— BEGIN —

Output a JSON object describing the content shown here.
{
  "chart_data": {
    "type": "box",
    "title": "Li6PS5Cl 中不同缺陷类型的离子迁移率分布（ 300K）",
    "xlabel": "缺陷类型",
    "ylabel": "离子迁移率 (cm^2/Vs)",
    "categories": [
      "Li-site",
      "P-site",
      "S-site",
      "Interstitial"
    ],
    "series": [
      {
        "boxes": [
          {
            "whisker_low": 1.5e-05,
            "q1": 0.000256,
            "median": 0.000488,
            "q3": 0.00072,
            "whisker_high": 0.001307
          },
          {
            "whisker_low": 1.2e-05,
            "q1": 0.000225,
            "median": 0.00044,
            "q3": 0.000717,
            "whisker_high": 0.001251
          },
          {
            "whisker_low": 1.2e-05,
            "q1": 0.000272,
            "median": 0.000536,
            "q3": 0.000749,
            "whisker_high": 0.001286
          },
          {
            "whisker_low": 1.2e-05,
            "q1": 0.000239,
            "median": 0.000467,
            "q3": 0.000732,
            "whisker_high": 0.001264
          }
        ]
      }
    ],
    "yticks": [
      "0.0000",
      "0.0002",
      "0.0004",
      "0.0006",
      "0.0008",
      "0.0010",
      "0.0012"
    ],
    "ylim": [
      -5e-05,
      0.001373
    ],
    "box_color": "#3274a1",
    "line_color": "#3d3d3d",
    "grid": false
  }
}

— END —

== Exercise objective ==
From the records, copy every line that has the string "median" in it.

== Solution to this task ==
            "median": 0.000488,
            "median": 0.00044,
            "median": 0.000536,
            "median": 0.000467,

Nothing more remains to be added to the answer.